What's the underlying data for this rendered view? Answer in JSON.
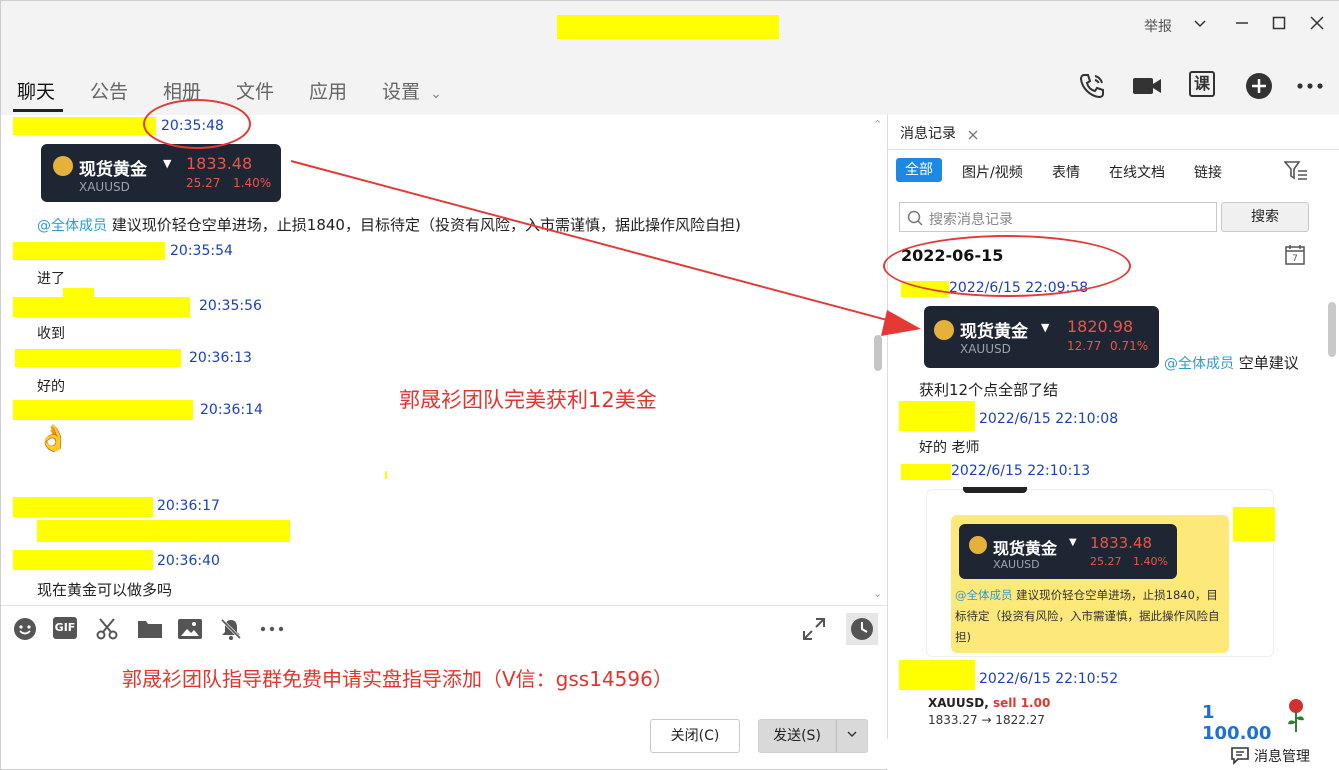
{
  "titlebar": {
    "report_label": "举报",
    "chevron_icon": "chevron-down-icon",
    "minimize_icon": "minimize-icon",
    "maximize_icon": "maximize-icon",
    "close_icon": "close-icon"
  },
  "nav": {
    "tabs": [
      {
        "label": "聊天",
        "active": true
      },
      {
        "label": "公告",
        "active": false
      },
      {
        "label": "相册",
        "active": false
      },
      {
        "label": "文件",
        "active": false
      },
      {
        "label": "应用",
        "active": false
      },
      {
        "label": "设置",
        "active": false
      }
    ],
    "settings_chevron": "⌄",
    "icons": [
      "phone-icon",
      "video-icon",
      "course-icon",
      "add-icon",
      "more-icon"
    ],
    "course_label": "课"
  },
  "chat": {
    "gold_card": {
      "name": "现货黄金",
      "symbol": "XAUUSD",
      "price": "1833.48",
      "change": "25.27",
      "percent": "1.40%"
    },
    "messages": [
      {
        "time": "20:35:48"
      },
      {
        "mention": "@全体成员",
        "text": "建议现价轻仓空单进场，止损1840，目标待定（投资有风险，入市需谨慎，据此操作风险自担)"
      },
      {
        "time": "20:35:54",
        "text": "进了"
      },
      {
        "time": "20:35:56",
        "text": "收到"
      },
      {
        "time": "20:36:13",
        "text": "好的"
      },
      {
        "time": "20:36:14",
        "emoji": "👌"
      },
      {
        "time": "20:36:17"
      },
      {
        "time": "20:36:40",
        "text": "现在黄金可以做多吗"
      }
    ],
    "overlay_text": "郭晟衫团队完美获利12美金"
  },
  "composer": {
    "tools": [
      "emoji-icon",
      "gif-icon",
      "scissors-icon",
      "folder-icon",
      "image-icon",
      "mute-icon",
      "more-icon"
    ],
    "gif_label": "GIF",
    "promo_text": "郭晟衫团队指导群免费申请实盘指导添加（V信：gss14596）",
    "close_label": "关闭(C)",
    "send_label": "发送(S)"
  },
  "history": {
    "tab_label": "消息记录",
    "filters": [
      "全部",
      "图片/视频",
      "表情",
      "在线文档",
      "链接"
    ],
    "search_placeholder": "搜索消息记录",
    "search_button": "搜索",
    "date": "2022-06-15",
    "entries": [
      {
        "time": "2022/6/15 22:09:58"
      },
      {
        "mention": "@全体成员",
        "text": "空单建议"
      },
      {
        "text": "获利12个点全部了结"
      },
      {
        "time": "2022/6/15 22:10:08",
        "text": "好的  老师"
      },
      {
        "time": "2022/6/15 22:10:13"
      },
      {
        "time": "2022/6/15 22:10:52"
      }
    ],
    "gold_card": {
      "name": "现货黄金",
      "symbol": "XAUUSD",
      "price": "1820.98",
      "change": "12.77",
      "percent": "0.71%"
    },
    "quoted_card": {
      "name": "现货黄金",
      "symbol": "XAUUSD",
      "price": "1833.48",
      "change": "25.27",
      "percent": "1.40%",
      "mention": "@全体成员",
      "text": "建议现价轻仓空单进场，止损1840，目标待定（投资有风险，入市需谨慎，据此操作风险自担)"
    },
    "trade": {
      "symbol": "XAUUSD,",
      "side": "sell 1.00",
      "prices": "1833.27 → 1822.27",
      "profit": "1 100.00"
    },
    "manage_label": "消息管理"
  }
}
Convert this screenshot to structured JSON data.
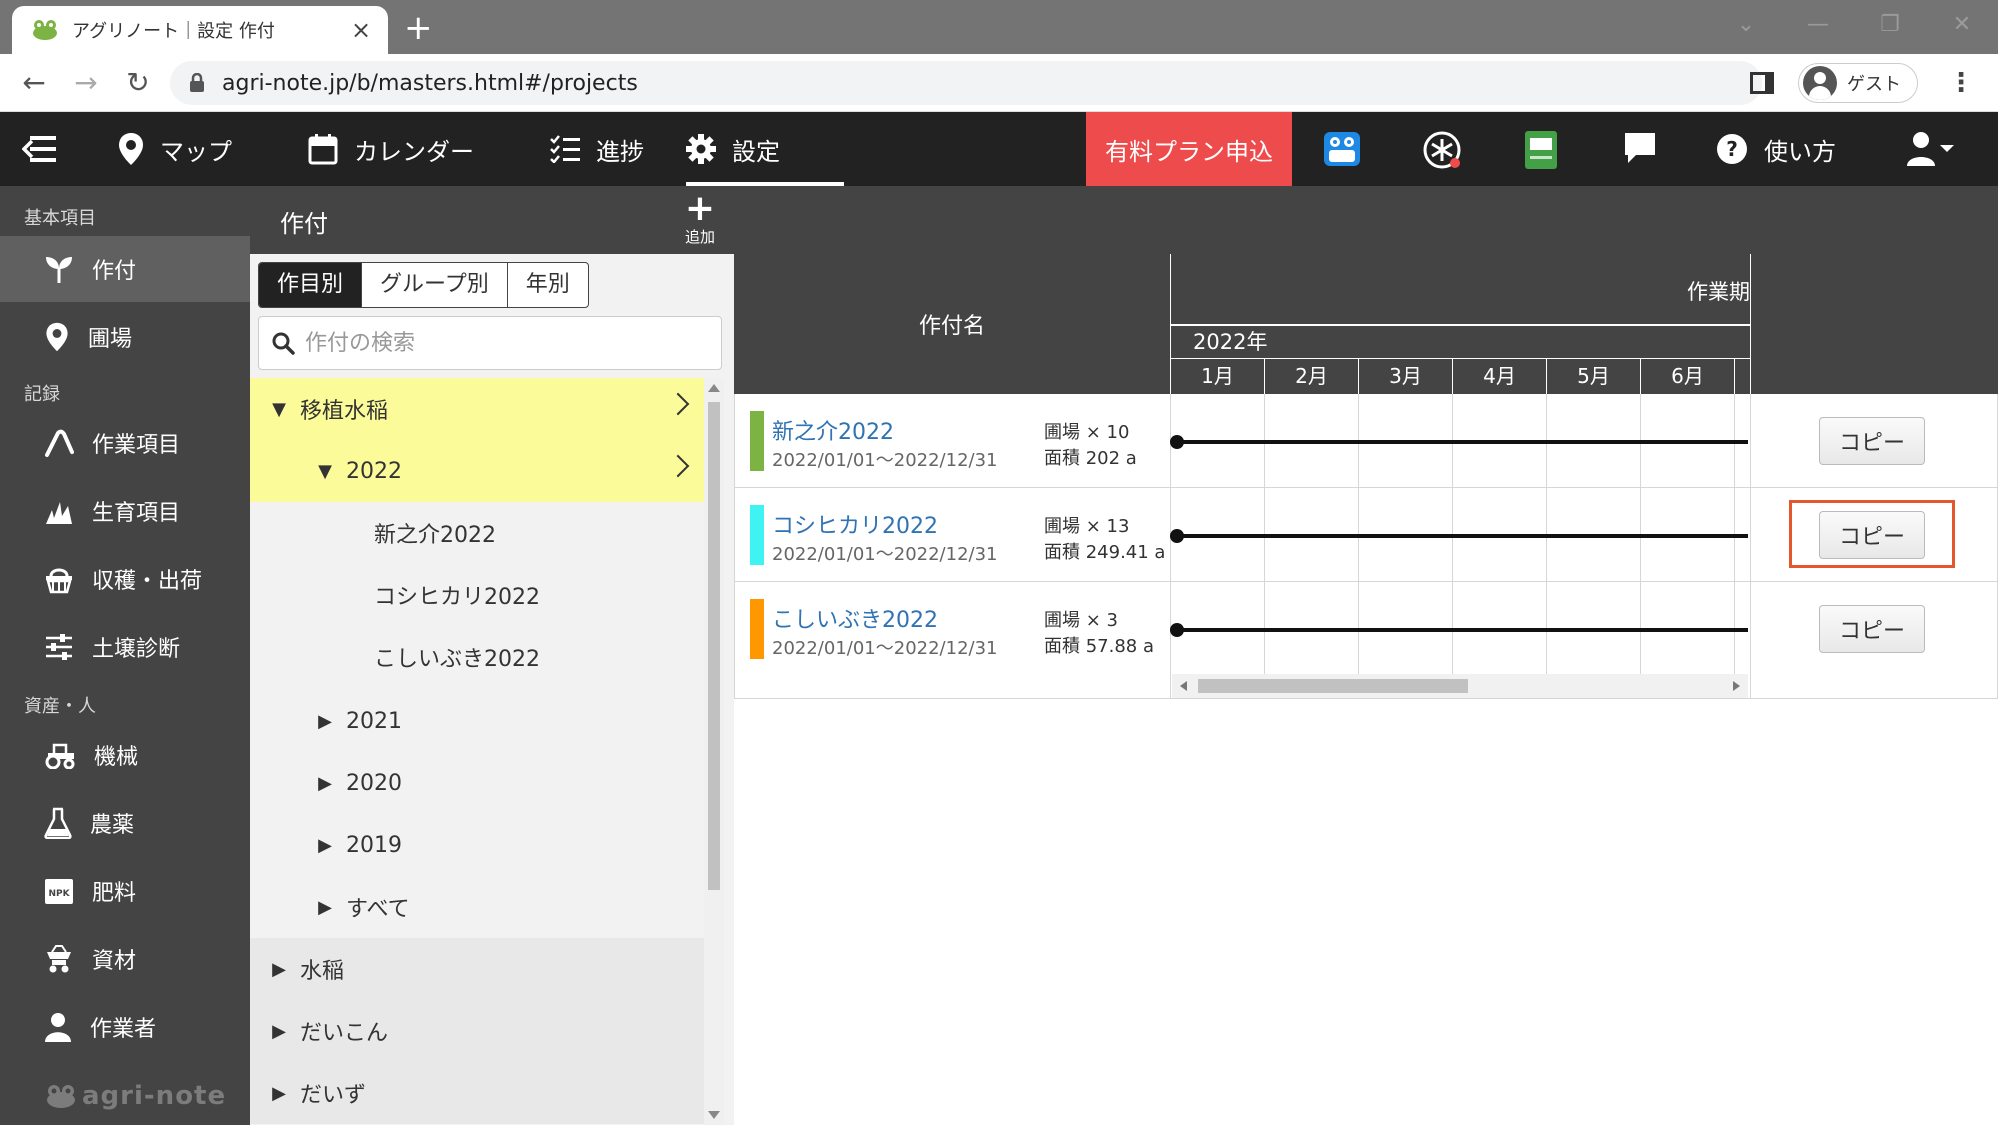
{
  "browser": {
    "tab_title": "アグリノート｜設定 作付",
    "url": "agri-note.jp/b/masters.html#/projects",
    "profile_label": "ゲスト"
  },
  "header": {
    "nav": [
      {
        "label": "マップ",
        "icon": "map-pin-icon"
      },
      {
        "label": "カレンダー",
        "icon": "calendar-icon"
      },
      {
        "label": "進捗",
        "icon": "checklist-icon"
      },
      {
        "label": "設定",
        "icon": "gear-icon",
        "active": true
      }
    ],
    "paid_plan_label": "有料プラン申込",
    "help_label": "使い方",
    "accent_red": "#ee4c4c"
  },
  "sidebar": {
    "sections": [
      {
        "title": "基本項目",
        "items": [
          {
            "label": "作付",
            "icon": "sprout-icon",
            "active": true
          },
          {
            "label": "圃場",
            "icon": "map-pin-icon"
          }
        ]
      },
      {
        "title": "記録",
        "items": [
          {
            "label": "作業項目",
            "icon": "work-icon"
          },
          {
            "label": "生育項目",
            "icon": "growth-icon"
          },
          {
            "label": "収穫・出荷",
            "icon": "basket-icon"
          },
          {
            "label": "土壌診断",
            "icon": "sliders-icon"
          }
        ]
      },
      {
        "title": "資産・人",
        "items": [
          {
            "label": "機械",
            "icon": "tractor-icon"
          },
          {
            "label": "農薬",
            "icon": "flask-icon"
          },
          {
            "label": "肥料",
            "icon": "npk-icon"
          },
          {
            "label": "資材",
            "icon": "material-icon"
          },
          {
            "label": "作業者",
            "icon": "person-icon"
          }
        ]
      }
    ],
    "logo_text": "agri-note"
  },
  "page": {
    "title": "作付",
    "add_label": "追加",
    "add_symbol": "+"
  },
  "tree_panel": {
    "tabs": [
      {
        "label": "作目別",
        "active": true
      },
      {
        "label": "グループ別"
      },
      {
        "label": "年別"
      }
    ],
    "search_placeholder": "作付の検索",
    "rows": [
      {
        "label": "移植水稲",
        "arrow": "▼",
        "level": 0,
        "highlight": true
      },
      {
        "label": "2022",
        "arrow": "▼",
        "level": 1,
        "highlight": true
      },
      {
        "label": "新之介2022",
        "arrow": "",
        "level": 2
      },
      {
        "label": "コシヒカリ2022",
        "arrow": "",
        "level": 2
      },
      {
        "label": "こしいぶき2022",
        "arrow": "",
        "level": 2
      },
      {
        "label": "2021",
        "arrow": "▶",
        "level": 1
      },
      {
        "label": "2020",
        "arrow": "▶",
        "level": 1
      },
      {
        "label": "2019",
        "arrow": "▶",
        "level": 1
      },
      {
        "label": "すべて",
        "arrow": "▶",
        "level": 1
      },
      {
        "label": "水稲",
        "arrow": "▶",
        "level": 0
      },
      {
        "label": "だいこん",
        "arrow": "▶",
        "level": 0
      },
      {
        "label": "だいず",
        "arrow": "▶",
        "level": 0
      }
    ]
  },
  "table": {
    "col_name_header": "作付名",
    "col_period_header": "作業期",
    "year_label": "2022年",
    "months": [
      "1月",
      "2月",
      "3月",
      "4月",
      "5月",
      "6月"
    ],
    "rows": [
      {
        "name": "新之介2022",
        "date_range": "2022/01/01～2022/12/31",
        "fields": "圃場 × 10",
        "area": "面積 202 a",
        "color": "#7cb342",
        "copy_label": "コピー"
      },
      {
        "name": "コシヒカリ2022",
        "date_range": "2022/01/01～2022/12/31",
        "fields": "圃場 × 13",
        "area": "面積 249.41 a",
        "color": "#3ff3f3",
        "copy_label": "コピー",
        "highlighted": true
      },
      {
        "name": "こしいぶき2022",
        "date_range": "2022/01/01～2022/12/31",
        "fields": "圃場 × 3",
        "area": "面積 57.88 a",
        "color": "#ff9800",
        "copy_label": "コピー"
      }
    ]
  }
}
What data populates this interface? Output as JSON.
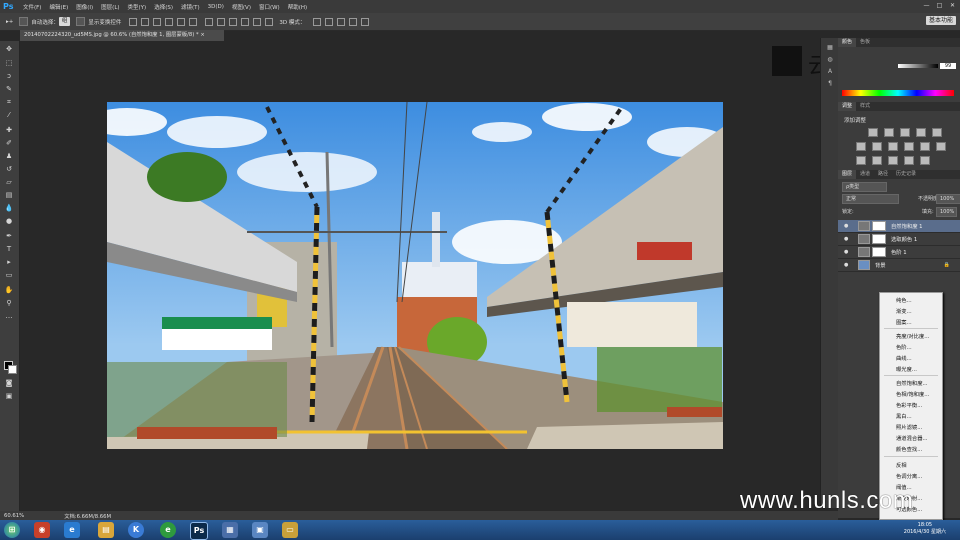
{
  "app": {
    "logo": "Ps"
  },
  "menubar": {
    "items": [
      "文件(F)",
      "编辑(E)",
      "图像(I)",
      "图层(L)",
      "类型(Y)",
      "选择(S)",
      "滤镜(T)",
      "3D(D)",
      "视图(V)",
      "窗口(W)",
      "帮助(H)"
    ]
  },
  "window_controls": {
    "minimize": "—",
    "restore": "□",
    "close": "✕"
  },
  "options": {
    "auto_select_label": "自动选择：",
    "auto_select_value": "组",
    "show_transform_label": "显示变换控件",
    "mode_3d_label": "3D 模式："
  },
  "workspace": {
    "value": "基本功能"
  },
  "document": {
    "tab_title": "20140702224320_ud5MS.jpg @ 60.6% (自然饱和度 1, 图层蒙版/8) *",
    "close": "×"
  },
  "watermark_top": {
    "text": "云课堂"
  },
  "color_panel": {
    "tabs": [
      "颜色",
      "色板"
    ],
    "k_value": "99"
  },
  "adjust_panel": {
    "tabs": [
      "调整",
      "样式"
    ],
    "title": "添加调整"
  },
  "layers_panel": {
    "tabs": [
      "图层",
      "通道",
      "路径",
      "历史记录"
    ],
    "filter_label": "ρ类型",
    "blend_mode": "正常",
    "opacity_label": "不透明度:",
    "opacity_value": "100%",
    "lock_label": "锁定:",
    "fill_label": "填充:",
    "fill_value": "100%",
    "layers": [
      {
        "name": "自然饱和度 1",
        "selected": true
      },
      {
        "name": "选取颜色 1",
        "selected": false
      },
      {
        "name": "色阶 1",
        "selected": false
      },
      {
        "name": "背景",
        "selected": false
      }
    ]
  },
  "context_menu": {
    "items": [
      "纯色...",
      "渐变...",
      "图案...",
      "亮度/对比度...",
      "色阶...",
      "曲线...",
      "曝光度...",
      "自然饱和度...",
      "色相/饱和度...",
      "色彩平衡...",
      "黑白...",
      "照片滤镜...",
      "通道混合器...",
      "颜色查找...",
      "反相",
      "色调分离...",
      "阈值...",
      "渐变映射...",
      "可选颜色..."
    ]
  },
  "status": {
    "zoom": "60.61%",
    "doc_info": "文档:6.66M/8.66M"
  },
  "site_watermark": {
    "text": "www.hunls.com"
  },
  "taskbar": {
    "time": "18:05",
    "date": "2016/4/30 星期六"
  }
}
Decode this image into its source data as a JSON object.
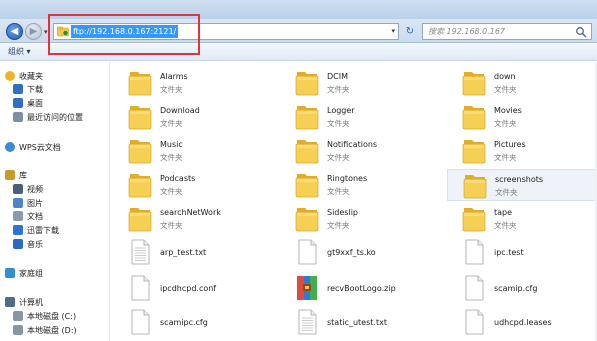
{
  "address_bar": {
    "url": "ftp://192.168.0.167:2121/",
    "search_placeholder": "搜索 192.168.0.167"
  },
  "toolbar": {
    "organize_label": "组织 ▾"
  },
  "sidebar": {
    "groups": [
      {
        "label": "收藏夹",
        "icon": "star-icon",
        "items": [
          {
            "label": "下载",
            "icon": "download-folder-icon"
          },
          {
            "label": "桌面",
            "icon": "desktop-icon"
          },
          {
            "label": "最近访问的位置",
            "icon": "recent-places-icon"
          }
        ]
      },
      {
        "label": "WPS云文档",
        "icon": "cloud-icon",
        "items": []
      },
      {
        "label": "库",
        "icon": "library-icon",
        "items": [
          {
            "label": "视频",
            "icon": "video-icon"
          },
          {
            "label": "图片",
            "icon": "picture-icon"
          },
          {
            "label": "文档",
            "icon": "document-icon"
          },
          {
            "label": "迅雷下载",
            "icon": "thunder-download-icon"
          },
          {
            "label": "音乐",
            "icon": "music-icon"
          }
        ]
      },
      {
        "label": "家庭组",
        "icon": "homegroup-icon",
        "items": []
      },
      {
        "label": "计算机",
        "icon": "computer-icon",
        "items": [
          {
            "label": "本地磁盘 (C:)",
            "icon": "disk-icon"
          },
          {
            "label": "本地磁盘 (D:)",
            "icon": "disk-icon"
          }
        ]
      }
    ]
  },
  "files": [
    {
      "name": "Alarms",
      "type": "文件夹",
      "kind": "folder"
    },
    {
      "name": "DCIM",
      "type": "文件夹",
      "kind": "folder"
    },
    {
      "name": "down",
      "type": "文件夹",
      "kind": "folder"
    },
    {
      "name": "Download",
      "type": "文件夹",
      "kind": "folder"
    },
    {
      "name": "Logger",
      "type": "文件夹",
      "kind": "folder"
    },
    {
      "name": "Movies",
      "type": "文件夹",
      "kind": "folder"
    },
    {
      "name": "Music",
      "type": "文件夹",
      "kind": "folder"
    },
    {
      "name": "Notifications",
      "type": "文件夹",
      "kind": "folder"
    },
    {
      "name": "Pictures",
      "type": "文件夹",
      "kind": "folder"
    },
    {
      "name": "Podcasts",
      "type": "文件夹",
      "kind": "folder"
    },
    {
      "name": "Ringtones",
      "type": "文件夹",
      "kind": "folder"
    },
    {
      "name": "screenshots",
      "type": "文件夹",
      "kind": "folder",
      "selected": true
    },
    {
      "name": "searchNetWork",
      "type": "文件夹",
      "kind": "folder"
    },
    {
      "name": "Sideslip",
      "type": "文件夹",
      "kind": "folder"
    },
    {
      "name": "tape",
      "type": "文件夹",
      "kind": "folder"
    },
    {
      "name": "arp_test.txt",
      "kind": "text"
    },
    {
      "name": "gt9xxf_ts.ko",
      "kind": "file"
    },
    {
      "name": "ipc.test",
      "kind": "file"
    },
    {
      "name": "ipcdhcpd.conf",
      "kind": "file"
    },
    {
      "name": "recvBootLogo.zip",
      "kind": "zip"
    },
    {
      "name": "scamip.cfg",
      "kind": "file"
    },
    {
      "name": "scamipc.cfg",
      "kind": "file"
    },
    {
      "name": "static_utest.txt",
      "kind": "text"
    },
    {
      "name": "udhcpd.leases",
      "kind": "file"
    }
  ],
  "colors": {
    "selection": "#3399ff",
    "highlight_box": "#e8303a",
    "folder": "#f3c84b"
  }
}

= = = =

→ **The request**: Copy every line of the entries above in which "入市需谨慎" occurs.

→ **Solution for this task**:
        "text": "建议现价轻仓空单进场，止损1840，目标待定（投资有风险，入市需谨慎，据此操作风险自担)"
      "text": "建议现价轻仓空单进场，止损1840，目标待定（投资有风险，入市需谨慎，据此操作风险自担)"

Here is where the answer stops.